Aim
Pictures are not part of the copy; repeat everything else in the records exactly.

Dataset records
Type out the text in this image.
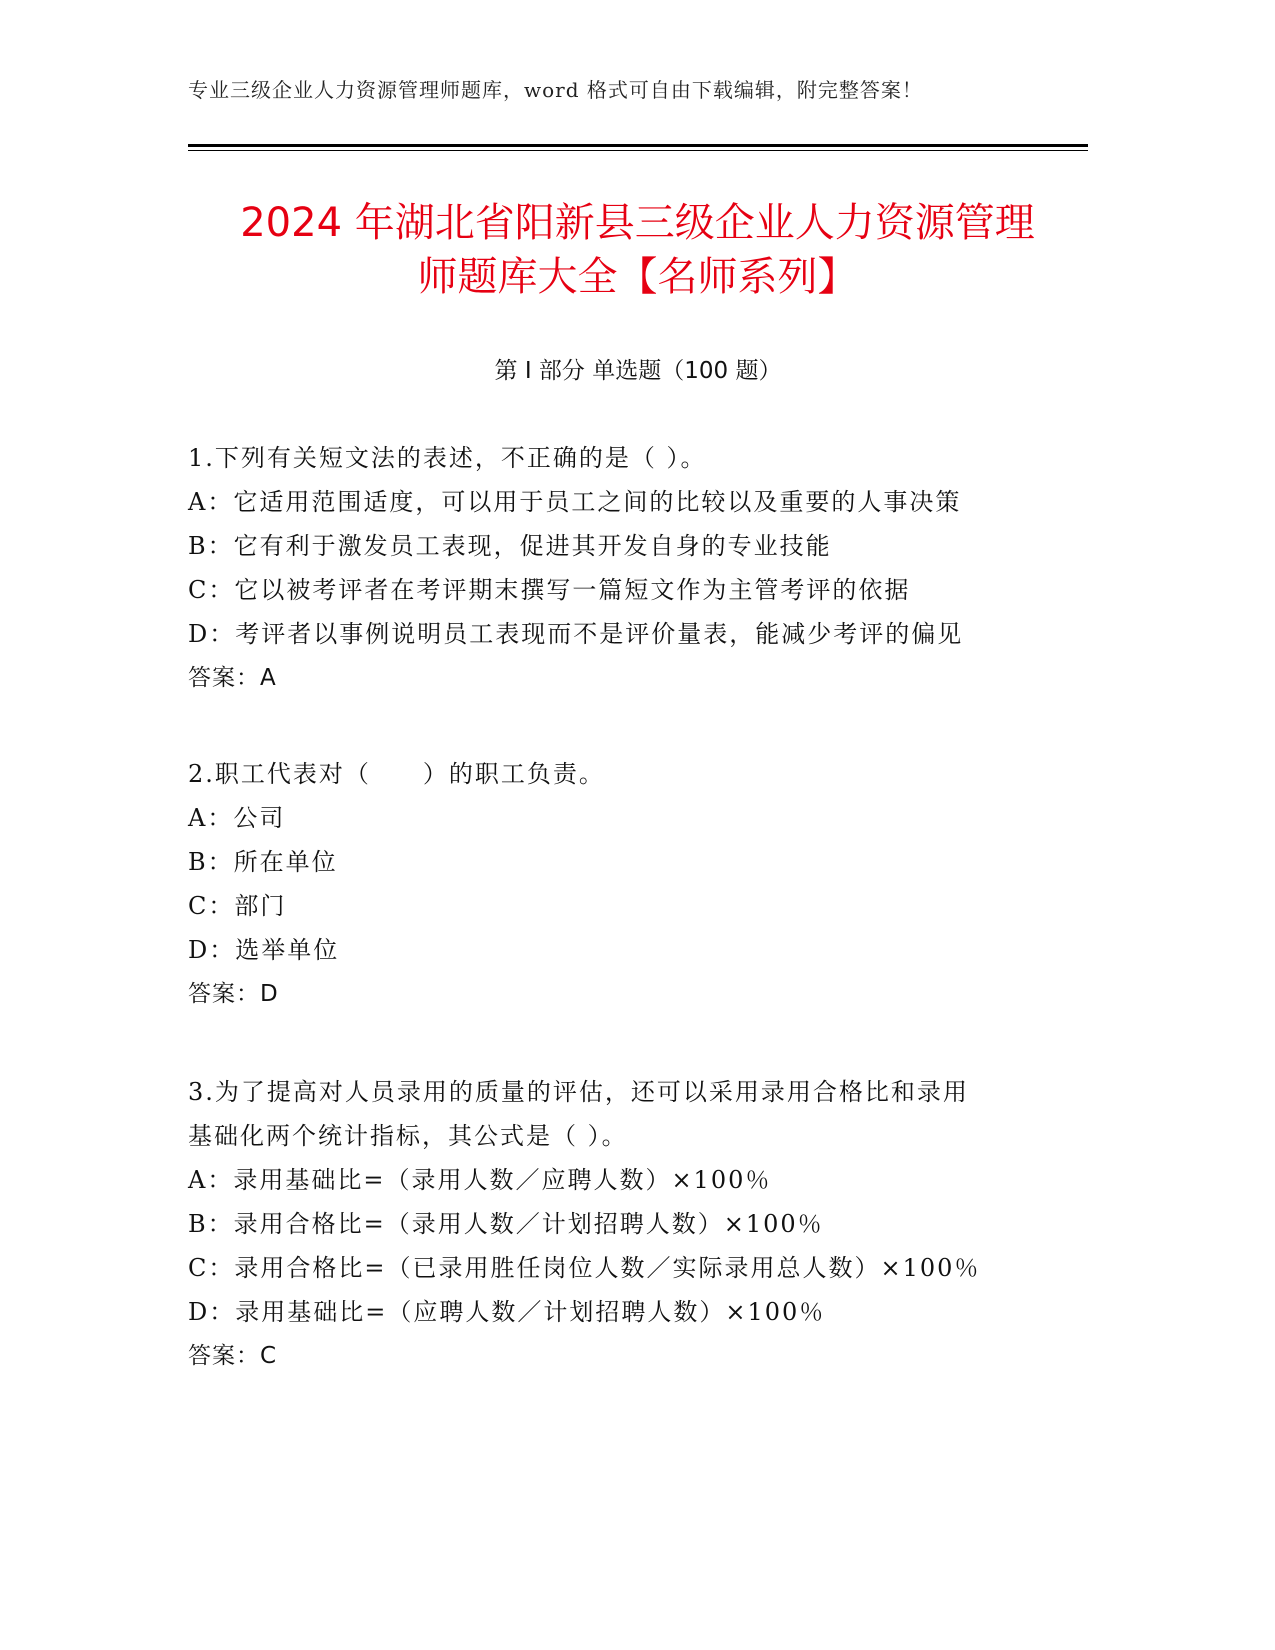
专业三级企业人力资源管理师题库，word 格式可自由下载编辑，附完整答案！
2024 年湖北省阳新县三级企业人力资源管理
师题库大全【名师系列】
第 I 部分 单选题（100 题）
1.下列有关短文法的表述，不正确的是（ ）。
A：它适用范围适度，可以用于员工之间的比较以及重要的人事决策
B：它有利于激发员工表现，促进其开发自身的专业技能
C：它以被考评者在考评期末撰写一篇短文作为主管考评的依据
D：考评者以事例说明员工表现而不是评价量表，能减少考评的偏见
答案：A
2.职工代表对（　　）的职工负责。
A：公司
B：所在单位
C：部门
D：选举单位
答案：D
3.为了提高对人员录用的质量的评估，还可以采用录用合格比和录用
基础化两个统计指标，其公式是（ ）。
A：录用基础比=（录用人数／应聘人数）×100％
B：录用合格比=（录用人数／计划招聘人数）×100％
C：录用合格比=（已录用胜任岗位人数／实际录用总人数）×100％
D：录用基础比=（应聘人数／计划招聘人数）×100％
答案：C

Answer to this problem
Type out the text in this image.
专业三级企业人力资源管理师题库，word 格式可自由下载编辑，附完整答案！
2024 年湖北省阳新县三级企业人力资源管理
师题库大全【名师系列】
第 I 部分 单选题（100 题）
1.下列有关短文法的表述，不正确的是（ ）。
A：它适用范围适度，可以用于员工之间的比较以及重要的人事决策
B：它有利于激发员工表现，促进其开发自身的专业技能
C：它以被考评者在考评期末撰写一篇短文作为主管考评的依据
D：考评者以事例说明员工表现而不是评价量表，能减少考评的偏见
答案：A
2.职工代表对（　　）的职工负责。
A：公司
B：所在单位
C：部门
D：选举单位
答案：D
3.为了提高对人员录用的质量的评估，还可以采用录用合格比和录用
基础化两个统计指标，其公式是（ ）。
A：录用基础比=（录用人数／应聘人数）×100％
B：录用合格比=（录用人数／计划招聘人数）×100％
C：录用合格比=（已录用胜任岗位人数／实际录用总人数）×100％
D：录用基础比=（应聘人数／计划招聘人数）×100％
答案：C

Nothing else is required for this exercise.